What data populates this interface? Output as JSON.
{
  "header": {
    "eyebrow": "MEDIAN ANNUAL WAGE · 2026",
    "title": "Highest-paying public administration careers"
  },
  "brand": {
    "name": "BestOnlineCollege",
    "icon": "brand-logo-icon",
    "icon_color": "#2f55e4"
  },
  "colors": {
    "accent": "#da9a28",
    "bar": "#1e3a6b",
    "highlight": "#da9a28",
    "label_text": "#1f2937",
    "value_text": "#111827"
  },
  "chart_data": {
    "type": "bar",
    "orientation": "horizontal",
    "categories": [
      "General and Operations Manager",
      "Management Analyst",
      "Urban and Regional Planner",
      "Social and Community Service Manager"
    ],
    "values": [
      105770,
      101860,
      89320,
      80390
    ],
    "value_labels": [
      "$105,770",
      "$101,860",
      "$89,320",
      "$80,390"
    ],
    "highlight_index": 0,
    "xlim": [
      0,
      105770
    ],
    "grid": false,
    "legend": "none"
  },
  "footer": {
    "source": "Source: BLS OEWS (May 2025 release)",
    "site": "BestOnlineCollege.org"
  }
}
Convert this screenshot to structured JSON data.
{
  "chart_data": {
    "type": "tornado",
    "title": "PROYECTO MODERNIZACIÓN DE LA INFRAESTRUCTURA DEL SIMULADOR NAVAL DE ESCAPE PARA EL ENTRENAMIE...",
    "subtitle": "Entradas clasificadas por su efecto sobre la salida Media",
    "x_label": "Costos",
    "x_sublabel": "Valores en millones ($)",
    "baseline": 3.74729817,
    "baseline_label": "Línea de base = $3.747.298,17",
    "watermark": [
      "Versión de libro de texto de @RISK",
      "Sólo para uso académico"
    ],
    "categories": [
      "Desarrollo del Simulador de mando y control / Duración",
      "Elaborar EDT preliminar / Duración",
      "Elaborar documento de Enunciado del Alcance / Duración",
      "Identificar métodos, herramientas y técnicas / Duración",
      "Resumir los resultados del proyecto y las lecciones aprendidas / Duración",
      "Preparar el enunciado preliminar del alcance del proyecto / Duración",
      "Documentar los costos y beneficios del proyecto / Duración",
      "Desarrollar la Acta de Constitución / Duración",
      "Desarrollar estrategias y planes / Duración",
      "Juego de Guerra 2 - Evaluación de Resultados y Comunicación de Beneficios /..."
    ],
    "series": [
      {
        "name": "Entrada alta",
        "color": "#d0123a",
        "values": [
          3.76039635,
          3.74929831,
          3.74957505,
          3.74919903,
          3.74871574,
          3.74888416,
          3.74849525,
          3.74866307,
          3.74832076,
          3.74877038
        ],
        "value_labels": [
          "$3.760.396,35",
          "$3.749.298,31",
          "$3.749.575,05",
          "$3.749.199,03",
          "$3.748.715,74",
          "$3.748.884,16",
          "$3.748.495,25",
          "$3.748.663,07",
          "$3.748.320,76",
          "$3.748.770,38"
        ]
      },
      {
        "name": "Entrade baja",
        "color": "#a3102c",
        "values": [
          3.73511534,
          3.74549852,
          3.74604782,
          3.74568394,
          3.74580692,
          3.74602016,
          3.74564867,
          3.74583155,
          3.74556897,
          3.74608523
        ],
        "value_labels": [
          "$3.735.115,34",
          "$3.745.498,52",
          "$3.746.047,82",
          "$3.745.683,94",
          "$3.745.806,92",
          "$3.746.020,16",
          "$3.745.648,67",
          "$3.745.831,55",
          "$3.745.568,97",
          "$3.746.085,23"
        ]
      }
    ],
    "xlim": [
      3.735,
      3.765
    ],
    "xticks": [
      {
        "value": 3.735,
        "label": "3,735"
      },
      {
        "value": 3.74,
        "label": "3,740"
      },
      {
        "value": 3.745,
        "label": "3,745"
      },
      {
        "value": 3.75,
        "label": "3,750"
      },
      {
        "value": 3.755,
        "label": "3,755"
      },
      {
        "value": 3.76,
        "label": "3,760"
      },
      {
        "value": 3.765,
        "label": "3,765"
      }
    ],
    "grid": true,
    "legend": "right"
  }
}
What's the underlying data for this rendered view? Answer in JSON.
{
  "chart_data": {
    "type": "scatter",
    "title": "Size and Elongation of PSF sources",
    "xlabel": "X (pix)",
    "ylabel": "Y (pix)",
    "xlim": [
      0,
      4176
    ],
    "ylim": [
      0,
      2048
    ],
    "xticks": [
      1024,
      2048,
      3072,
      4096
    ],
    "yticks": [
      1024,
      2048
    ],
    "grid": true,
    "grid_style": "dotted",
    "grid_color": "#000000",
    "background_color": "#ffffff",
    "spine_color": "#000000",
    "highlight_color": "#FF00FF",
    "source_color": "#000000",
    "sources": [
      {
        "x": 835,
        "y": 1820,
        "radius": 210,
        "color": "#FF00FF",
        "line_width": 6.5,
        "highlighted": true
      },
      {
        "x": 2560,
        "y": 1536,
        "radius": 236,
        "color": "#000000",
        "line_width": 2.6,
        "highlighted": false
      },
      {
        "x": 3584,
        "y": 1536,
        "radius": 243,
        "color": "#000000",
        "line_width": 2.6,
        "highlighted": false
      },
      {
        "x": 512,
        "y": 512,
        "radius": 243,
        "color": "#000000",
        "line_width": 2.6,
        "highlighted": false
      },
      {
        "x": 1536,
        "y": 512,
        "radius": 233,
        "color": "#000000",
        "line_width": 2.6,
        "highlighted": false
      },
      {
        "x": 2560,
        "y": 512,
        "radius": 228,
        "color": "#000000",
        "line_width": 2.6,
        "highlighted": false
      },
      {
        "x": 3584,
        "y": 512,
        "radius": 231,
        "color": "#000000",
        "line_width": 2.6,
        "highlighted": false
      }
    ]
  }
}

• • • • •

Reproduce the data, keeping every line exactly the same.

What data populates this interface? Output as JSON.
{
  "header": {
    "eyebrow": "MEDIAN ANNUAL WAGE · 2026",
    "title": "Highest-paying public administration careers"
  },
  "brand": {
    "name": "BestOnlineCollege",
    "icon": "brand-logo-icon",
    "icon_color": "#2f55e4"
  },
  "colors": {
    "accent": "#da9a28",
    "bar": "#1e3a6b",
    "highlight": "#da9a28",
    "label_text": "#1f2937",
    "value_text": "#111827"
  },
  "chart_data": {
    "type": "bar",
    "orientation": "horizontal",
    "categories": [
      "General and Operations Manager",
      "Management Analyst",
      "Urban and Regional Planner",
      "Social and Community Service Manager"
    ],
    "values": [
      105770,
      101860,
      89320,
      80390
    ],
    "value_labels": [
      "$105,770",
      "$101,860",
      "$89,320",
      "$80,390"
    ],
    "highlight_index": 0,
    "xlim": [
      0,
      105770
    ],
    "grid": false,
    "legend": "none"
  },
  "footer": {
    "source": "Source: BLS OEWS (May 2025 release)",
    "site": "BestOnlineCollege.org"
  }
}
Convert this screenshot to structured JSON data.
{
  "chart_data": {
    "type": "tornado",
    "title": "PROYECTO MODERNIZACIÓN DE LA INFRAESTRUCTURA DEL SIMULADOR NAVAL DE ESCAPE PARA EL ENTRENAMIE...",
    "subtitle": "Entradas clasificadas por su efecto sobre la salida Media",
    "x_label": "Costos",
    "x_sublabel": "Valores en millones ($)",
    "baseline": 3.74729817,
    "baseline_label": "Línea de base = $3.747.298,17",
    "watermark": [
      "Versión de libro de texto de @RISK",
      "Sólo para uso académico"
    ],
    "categories": [
      "Desarrollo del Simulador de mando y control / Duración",
      "Elaborar EDT preliminar / Duración",
      "Elaborar documento de Enunciado del Alcance / Duración",
      "Identificar métodos, herramientas y técnicas / Duración",
      "Resumir los resultados del proyecto y las lecciones aprendidas / Duración",
      "Preparar el enunciado preliminar del alcance del proyecto / Duración",
      "Documentar los costos y beneficios del proyecto / Duración",
      "Desarrollar la Acta de Constitución / Duración",
      "Desarrollar estrategias y planes / Duración",
      "Juego de Guerra 2 - Evaluación de Resultados y Comunicación de Beneficios /..."
    ],
    "series": [
      {
        "name": "Entrada alta",
        "color": "#d0123a",
        "values": [
          3.76039635,
          3.74929831,
          3.74957505,
          3.74919903,
          3.74871574,
          3.74888416,
          3.74849525,
          3.74866307,
          3.74832076,
          3.74877038
        ],
        "value_labels": [
          "$3.760.396,35",
          "$3.749.298,31",
          "$3.749.575,05",
          "$3.749.199,03",
          "$3.748.715,74",
          "$3.748.884,16",
          "$3.748.495,25",
          "$3.748.663,07",
          "$3.748.320,76",
          "$3.748.770,38"
        ]
      },
      {
        "name": "Entrade baja",
        "color": "#a3102c",
        "values": [
          3.73511534,
          3.74549852,
          3.74604782,
          3.74568394,
          3.74580692,
          3.74602016,
          3.74564867,
          3.74583155,
          3.74556897,
          3.74608523
        ],
        "value_labels": [
          "$3.735.115,34",
          "$3.745.498,52",
          "$3.746.047,82",
          "$3.745.683,94",
          "$3.745.806,92",
          "$3.746.020,16",
          "$3.745.648,67",
          "$3.745.831,55",
          "$3.745.568,97",
          "$3.746.085,23"
        ]
      }
    ],
    "xlim": [
      3.735,
      3.765
    ],
    "xticks": [
      {
        "value": 3.735,
        "label": "3,735"
      },
      {
        "value": 3.74,
        "label": "3,740"
      },
      {
        "value": 3.745,
        "label": "3,745"
      },
      {
        "value": 3.75,
        "label": "3,750"
      },
      {
        "value": 3.755,
        "label": "3,755"
      },
      {
        "value": 3.76,
        "label": "3,760"
      },
      {
        "value": 3.765,
        "label": "3,765"
      }
    ],
    "grid": true,
    "legend": "right"
  }
}
What's the underlying data for this rendered view? Answer in JSON.
{
  "chart_data": {
    "type": "scatter",
    "title": "Size and Elongation of PSF sources",
    "xlabel": "X (pix)",
    "ylabel": "Y (pix)",
    "xlim": [
      0,
      4176
    ],
    "ylim": [
      0,
      2048
    ],
    "xticks": [
      1024,
      2048,
      3072,
      4096
    ],
    "yticks": [
      1024,
      2048
    ],
    "grid": true,
    "grid_style": "dotted",
    "grid_color": "#000000",
    "background_color": "#ffffff",
    "spine_color": "#000000",
    "highlight_color": "#FF00FF",
    "source_color": "#000000",
    "sources": [
      {
        "x": 835,
        "y": 1820,
        "radius": 210,
        "color": "#FF00FF",
        "line_width": 6.5,
        "highlighted": true
      },
      {
        "x": 2560,
        "y": 1536,
        "radius": 236,
        "color": "#000000",
        "line_width": 2.6,
        "highlighted": false
      },
      {
        "x": 3584,
        "y": 1536,
        "radius": 243,
        "color": "#000000",
        "line_width": 2.6,
        "highlighted": false
      },
      {
        "x": 512,
        "y": 512,
        "radius": 243,
        "color": "#000000",
        "line_width": 2.6,
        "highlighted": false
      },
      {
        "x": 1536,
        "y": 512,
        "radius": 233,
        "color": "#000000",
        "line_width": 2.6,
        "highlighted": false
      },
      {
        "x": 2560,
        "y": 512,
        "radius": 228,
        "color": "#000000",
        "line_width": 2.6,
        "highlighted": false
      },
      {
        "x": 3584,
        "y": 512,
        "radius": 231,
        "color": "#000000",
        "line_width": 2.6,
        "highlighted": false
      }
    ]
  }
}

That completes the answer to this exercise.